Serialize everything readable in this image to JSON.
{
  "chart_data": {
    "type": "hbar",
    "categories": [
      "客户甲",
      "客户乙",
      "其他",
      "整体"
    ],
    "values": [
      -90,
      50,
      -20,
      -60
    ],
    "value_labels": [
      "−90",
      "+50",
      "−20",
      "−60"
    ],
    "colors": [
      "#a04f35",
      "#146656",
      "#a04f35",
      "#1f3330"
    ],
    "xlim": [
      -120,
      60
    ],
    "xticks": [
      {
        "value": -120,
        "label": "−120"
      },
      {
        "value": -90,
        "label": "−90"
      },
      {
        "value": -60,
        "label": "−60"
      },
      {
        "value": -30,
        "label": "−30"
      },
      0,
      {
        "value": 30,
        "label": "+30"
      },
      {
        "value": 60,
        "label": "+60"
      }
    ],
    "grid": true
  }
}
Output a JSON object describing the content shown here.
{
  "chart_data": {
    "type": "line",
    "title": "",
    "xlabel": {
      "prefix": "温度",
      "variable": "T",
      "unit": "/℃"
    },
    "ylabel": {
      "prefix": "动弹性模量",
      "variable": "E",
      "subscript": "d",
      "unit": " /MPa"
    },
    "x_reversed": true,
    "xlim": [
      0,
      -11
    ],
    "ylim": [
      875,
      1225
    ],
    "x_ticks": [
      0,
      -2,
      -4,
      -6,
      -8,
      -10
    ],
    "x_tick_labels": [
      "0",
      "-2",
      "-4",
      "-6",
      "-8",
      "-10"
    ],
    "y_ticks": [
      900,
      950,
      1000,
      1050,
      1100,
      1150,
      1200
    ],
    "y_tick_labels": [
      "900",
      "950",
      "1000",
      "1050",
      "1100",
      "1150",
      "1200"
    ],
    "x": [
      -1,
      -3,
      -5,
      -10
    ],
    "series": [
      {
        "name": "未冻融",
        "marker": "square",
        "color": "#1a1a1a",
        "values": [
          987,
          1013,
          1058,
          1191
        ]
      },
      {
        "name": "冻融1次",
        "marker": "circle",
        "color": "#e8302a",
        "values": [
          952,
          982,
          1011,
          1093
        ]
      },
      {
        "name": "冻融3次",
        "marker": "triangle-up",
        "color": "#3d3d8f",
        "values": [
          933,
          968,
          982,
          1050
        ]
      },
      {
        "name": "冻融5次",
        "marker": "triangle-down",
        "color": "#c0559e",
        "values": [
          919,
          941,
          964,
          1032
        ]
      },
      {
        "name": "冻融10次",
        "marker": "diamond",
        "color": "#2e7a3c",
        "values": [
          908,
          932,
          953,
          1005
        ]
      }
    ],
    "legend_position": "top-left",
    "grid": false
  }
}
========================
> TASK DIRECTIONS
From the entries above, extract each line containing "marker".

> WRITTEN REPLY
        "marker": "square",
        "marker": "circle",
        "marker": "triangle-up",
        "marker": "triangle-down",
        "marker": "diamond",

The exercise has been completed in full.